• [Objective] Express the part of the listing that opens with the line containing "Where is each" and closes with the line containing "series-track-9 <box>279 199 319 241</box>" as a two-column CSV with the columns input and output. Give one row for each input paired with its output, put each field in quotes, replace line breaks with spaces, and leave the pictures out.

• [Given entries]
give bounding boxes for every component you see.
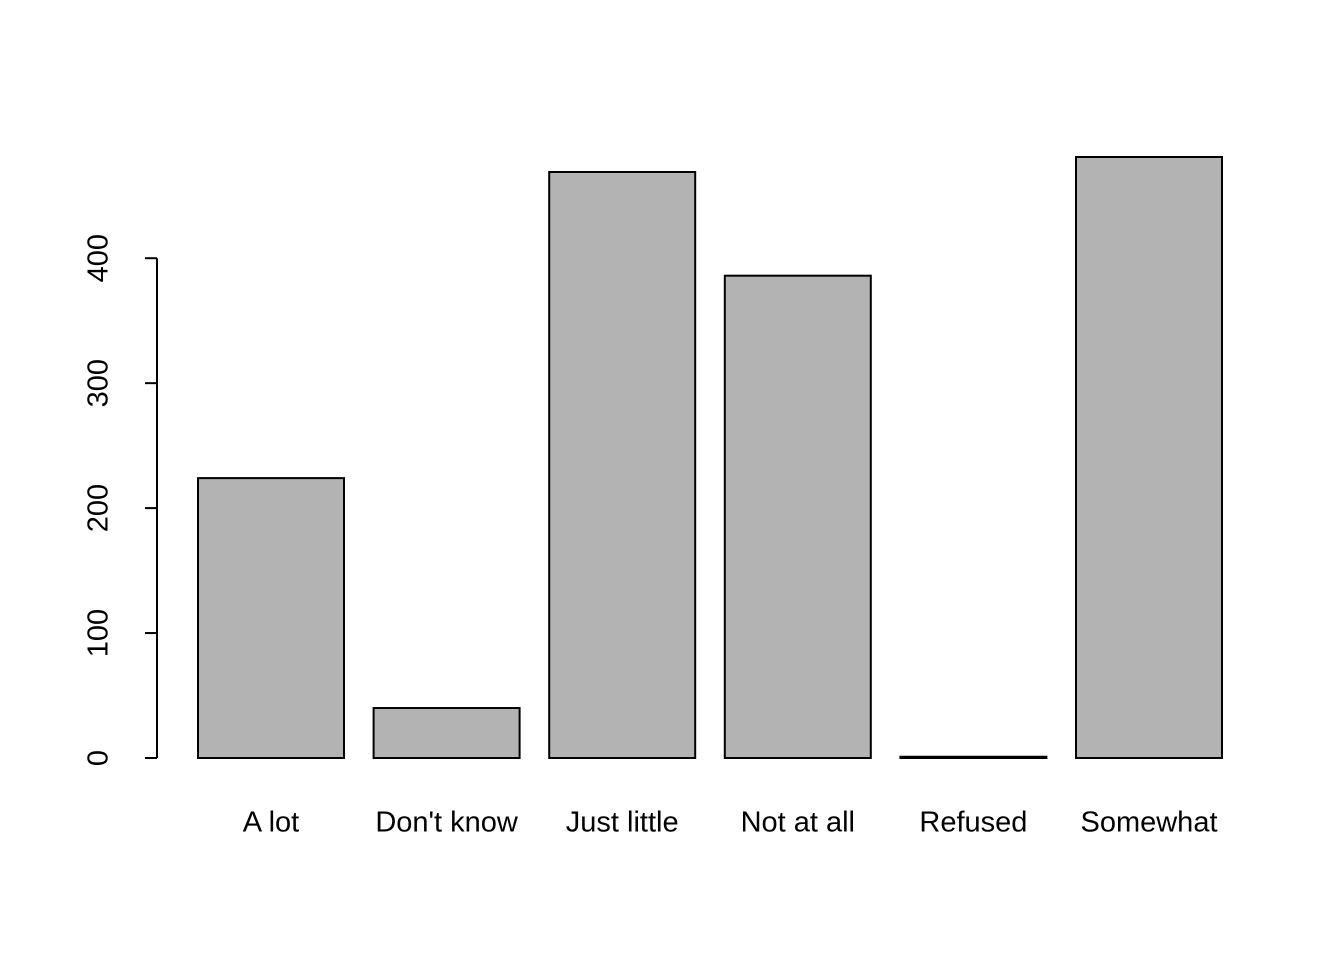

* * *

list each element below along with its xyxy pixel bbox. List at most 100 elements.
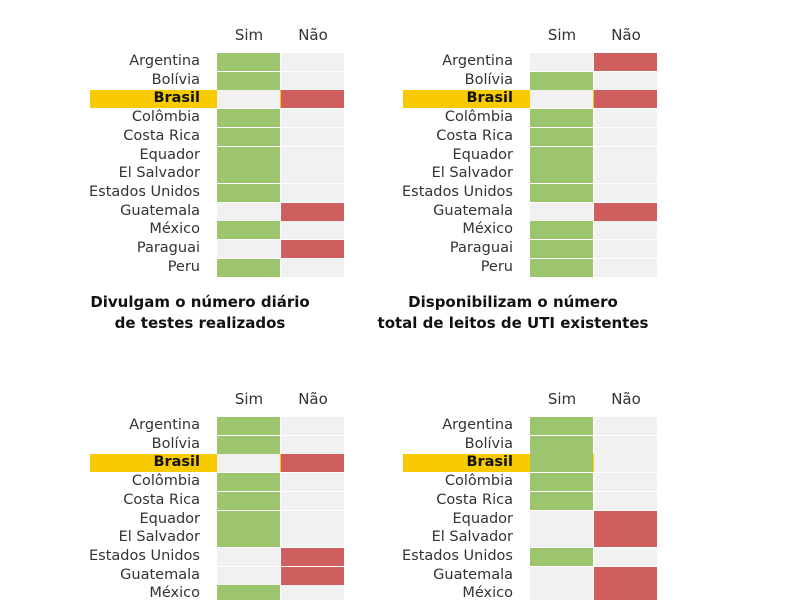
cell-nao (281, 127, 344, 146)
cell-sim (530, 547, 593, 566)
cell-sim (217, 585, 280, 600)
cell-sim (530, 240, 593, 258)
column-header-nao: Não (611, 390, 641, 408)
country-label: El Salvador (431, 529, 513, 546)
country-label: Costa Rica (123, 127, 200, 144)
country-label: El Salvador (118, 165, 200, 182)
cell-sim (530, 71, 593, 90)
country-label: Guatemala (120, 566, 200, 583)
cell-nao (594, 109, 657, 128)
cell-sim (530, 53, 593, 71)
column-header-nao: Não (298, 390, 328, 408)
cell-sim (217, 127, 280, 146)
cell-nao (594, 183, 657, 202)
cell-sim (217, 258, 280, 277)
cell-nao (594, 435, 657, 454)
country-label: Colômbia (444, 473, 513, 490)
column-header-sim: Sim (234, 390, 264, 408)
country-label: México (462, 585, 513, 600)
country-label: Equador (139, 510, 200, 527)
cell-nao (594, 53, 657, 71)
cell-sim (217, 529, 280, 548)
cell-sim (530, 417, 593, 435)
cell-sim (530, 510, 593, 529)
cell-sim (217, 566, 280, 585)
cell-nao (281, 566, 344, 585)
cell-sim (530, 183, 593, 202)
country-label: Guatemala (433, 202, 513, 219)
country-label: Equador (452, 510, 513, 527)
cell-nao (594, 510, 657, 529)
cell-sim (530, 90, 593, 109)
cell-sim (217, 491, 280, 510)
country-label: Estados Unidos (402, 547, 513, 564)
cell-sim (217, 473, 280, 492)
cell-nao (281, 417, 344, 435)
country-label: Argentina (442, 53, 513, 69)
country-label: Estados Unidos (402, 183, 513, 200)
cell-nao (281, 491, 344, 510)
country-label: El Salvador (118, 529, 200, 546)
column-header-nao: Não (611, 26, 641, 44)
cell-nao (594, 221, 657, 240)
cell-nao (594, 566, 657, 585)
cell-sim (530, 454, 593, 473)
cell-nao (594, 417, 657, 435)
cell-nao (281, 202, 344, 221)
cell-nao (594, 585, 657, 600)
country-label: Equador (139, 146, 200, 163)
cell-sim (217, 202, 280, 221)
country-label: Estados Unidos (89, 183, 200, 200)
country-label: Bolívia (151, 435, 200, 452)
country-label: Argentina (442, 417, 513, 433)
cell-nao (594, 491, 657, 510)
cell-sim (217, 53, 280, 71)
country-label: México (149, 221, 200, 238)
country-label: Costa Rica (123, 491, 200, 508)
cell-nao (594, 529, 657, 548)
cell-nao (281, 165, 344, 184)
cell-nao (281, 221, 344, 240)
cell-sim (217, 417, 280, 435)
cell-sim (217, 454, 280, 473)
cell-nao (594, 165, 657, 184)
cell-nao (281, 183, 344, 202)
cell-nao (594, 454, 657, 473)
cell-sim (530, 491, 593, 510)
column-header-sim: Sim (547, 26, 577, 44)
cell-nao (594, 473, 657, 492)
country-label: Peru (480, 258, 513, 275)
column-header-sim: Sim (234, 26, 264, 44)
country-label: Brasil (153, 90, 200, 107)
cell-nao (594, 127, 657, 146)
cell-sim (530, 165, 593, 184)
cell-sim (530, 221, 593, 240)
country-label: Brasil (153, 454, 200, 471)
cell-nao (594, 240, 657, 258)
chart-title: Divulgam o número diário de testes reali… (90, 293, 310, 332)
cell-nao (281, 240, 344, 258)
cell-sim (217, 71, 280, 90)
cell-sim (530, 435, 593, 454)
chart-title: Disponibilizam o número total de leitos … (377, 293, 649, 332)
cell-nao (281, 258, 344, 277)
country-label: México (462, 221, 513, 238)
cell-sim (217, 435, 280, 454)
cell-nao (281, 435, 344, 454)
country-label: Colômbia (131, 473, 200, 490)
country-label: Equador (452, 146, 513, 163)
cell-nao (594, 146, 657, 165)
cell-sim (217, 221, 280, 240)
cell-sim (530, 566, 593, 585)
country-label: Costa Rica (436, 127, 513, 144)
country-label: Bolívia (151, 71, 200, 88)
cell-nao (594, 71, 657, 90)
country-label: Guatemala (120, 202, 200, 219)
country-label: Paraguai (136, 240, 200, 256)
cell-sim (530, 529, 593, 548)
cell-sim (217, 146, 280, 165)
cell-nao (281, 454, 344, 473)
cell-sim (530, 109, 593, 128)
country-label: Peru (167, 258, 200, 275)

---

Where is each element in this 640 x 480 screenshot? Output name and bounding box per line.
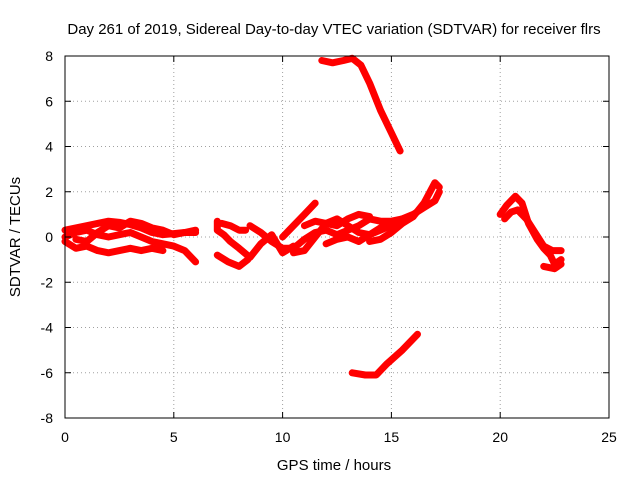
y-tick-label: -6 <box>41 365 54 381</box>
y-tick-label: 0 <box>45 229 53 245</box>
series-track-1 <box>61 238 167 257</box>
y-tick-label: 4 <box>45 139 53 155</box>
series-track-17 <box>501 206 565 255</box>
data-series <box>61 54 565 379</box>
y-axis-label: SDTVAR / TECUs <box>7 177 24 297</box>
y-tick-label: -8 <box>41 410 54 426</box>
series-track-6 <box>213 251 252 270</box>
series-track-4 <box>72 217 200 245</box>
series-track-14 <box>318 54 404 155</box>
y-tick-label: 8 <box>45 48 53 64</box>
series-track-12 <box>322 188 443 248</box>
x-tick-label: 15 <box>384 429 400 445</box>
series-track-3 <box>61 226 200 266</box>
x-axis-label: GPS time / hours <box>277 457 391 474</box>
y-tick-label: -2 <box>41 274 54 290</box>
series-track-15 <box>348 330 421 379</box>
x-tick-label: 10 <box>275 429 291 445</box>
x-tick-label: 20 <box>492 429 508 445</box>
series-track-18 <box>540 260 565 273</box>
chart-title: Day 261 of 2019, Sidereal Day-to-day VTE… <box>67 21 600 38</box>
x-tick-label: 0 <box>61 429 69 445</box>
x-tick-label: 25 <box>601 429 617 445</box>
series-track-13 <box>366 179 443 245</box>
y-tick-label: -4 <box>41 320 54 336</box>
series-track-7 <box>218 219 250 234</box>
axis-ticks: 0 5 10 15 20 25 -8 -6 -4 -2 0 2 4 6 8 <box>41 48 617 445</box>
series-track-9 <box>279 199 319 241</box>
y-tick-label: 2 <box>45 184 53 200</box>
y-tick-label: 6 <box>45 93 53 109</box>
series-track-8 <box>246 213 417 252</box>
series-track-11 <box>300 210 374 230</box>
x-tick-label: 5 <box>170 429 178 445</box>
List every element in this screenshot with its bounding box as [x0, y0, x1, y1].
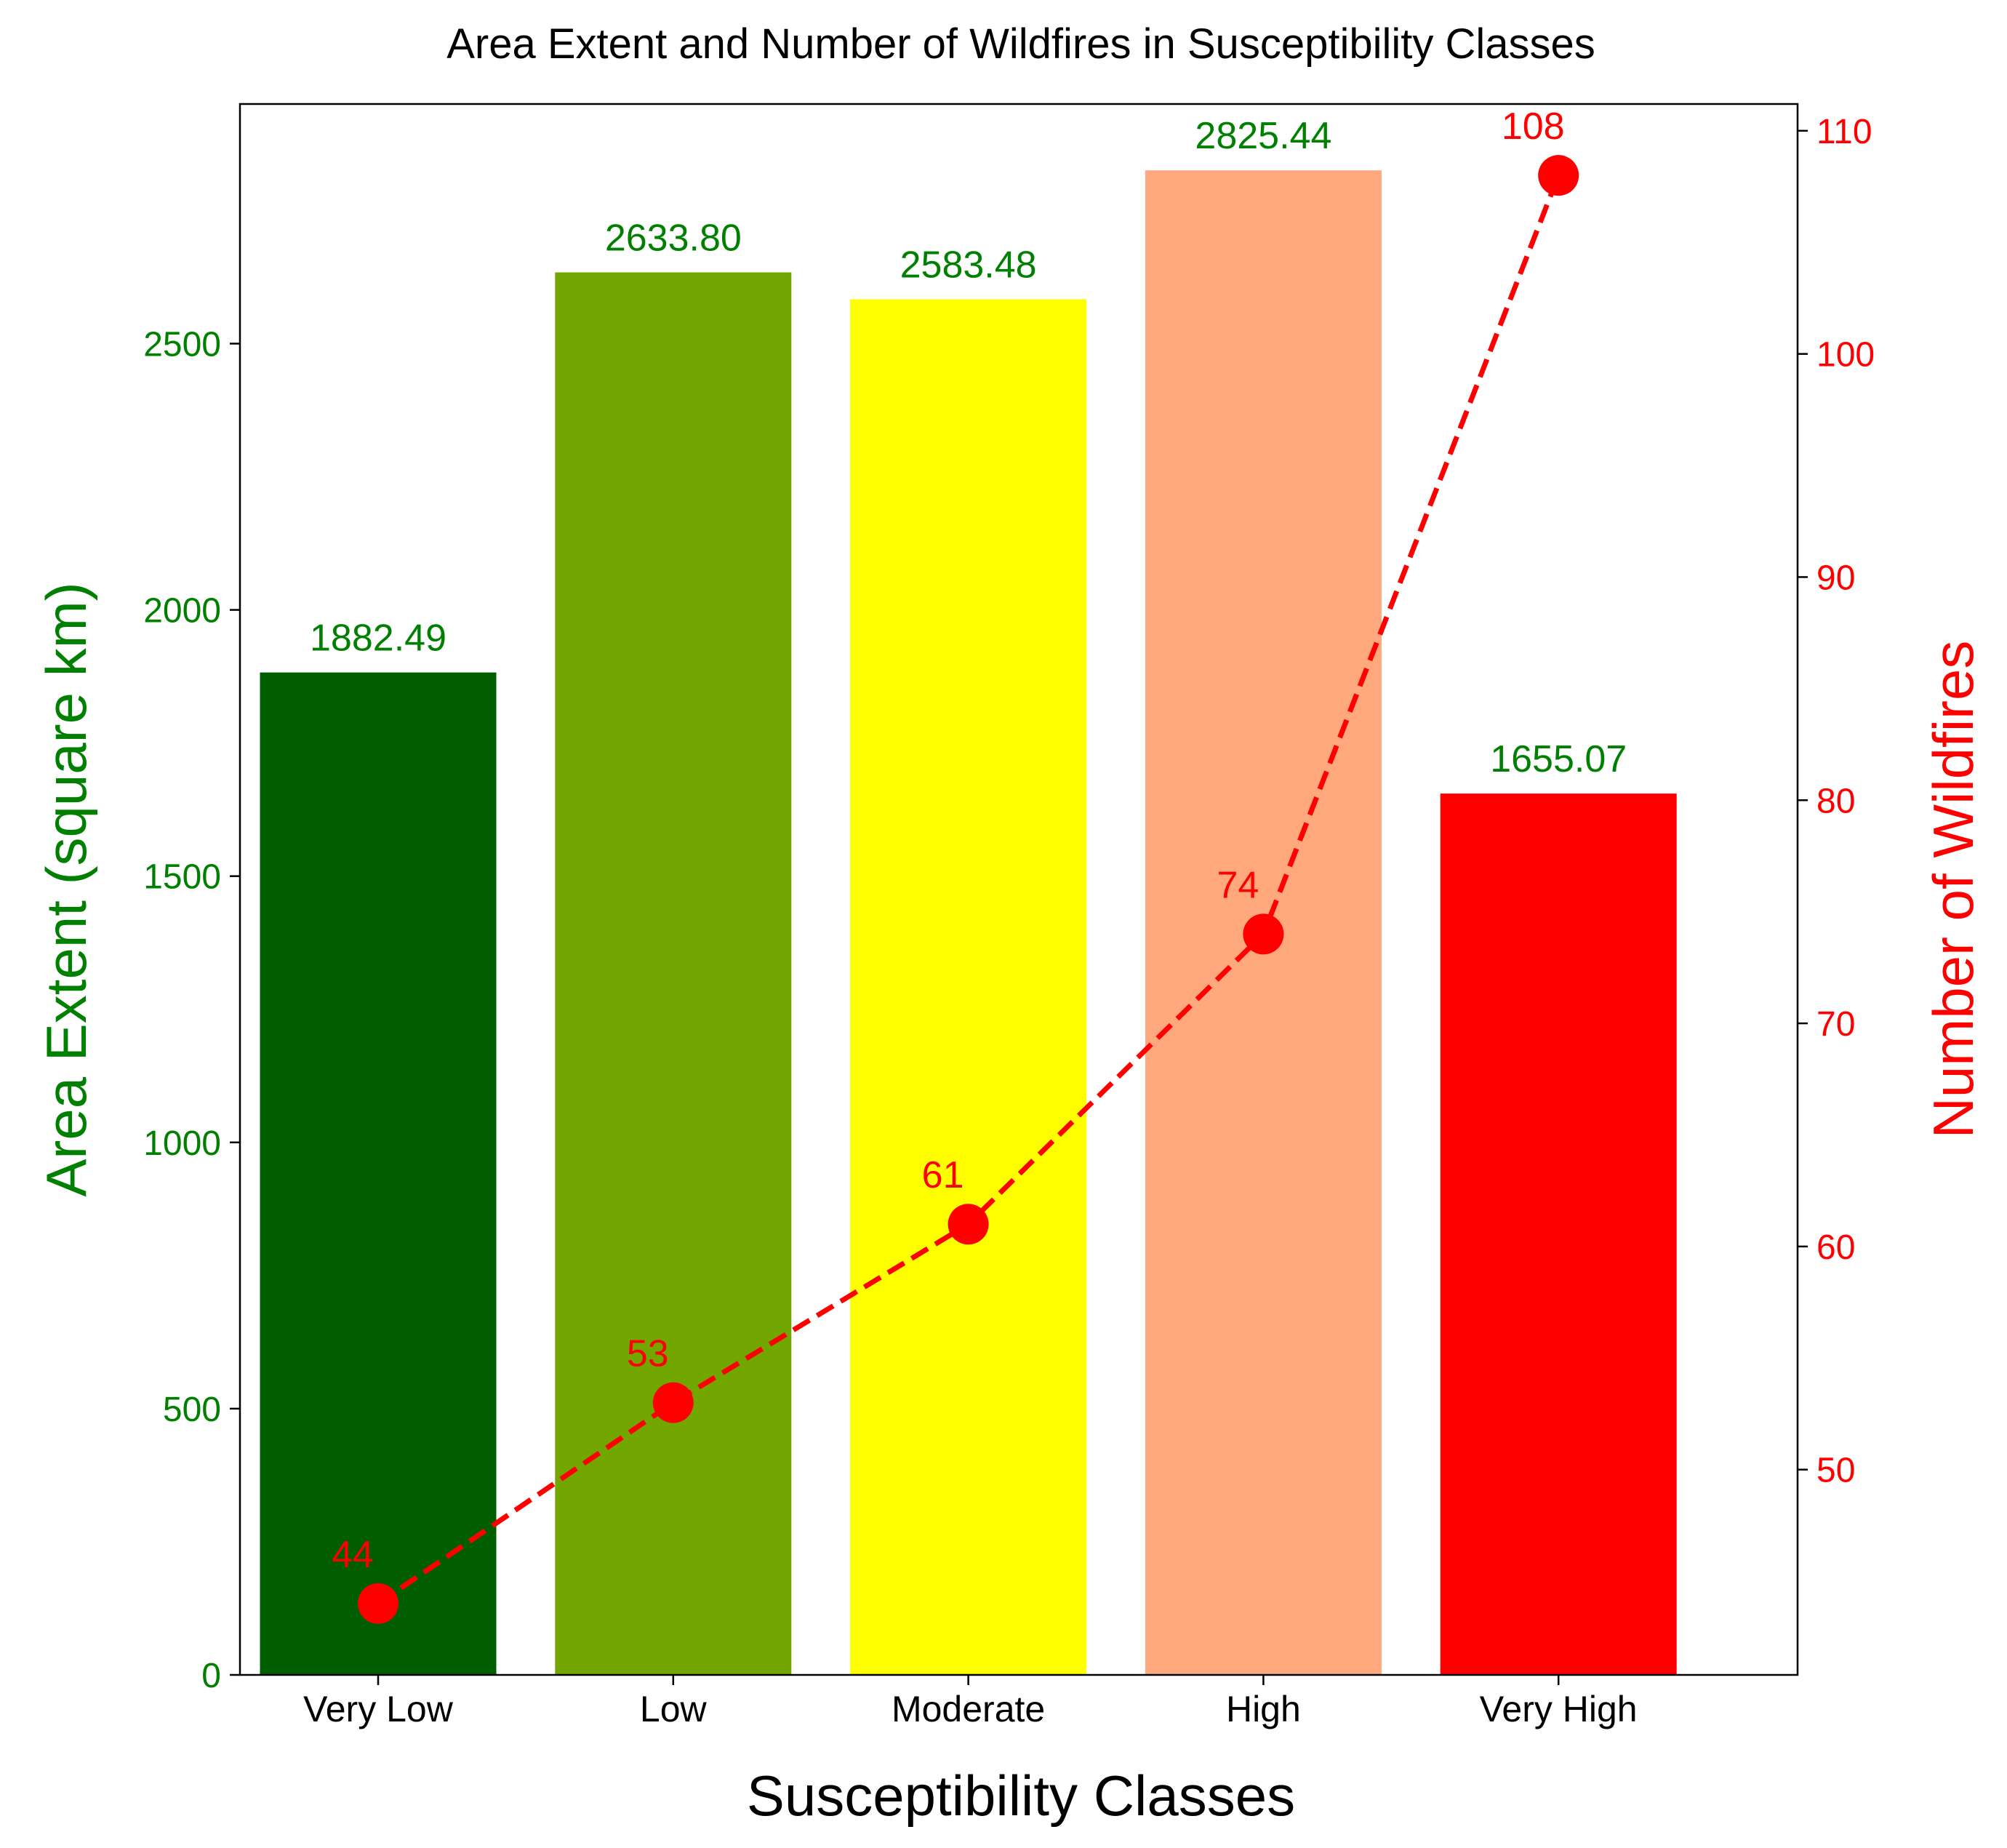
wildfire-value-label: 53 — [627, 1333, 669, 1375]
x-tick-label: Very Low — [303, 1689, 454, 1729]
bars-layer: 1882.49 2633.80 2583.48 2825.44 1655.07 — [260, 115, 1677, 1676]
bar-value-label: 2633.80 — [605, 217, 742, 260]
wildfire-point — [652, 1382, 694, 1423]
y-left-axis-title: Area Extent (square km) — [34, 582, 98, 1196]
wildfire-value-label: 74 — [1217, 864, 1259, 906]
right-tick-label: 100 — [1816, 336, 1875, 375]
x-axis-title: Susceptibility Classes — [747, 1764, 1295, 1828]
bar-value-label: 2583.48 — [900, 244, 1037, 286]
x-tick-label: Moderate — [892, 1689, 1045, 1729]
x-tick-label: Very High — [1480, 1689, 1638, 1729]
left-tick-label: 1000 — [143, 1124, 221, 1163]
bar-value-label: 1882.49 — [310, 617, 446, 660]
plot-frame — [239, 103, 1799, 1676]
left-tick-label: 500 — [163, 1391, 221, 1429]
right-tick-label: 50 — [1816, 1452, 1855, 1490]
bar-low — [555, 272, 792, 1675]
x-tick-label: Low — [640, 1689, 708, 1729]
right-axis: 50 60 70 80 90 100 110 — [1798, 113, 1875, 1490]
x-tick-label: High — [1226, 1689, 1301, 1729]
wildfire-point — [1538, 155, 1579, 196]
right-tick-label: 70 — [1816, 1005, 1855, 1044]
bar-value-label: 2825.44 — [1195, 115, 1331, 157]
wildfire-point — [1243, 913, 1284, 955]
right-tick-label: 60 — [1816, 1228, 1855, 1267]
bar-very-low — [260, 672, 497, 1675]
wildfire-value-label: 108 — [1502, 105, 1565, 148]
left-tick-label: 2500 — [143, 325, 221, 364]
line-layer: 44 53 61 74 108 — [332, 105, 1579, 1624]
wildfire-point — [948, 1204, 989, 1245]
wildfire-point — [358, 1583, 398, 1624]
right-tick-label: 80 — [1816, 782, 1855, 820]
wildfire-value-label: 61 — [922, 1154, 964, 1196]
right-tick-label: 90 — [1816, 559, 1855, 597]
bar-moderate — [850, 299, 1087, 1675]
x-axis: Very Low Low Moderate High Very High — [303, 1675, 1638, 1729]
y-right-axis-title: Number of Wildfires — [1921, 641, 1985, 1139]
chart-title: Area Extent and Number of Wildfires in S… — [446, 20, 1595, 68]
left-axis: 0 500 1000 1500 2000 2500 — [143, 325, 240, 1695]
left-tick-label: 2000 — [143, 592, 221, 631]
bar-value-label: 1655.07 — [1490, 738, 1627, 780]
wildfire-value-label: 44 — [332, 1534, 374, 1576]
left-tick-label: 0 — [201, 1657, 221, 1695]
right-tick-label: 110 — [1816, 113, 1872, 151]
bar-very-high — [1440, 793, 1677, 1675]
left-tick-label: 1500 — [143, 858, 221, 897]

• [Expected output]
input,output
"Where is each element in this 640 x 480 screenshot? Output name and bounding box per line.","y-tick-label: -6 <box>41 365 54 381</box> y-tick-label: 0 <box>45 229 53 245</box> series-track-1 <box>61 238 167 257</box> y-tick-label: 4 <box>45 139 53 155</box> series-track-17 <box>501 206 565 255</box> data-series <box>61 54 565 379</box> y-axis-label: SDTVAR / TECUs <box>7 177 24 297</box> y-tick-label: -8 <box>41 410 54 426</box> series-track-6 <box>213 251 252 270</box> series-track-4 <box>72 217 200 245</box> series-track-14 <box>318 54 404 155</box> y-tick-label: 8 <box>45 48 53 64</box> series-track-12 <box>322 188 443 248</box> x-tick-label: 15 <box>384 429 400 445</box> series-track-3 <box>61 226 200 266</box> x-axis-label: GPS time / hours <box>277 457 391 474</box> y-tick-label: -2 <box>41 274 54 290</box> series-track-15 <box>348 330 421 379</box> x-tick-label: 10 <box>275 429 291 445</box> x-tick-label: 20 <box>492 429 508 445</box> series-track-18 <box>540 260 565 273</box> chart-title: Day 261 of 2019, Sidereal Day-to-day VTE… <box>67 21 600 38</box> x-tick-label: 0 <box>61 429 69 445</box> x-tick-label: 25 <box>601 429 617 445</box> series-track-13 <box>366 179 443 245</box> y-tick-label: -4 <box>41 320 54 336</box> series-track-7 <box>218 219 250 234</box> axis-ticks: 0 5 10 15 20 25 -8 -6 -4 -2 0 2 4 6 8 <box>41 48 617 445</box> series-track-9 <box>279 199 319 241</box>"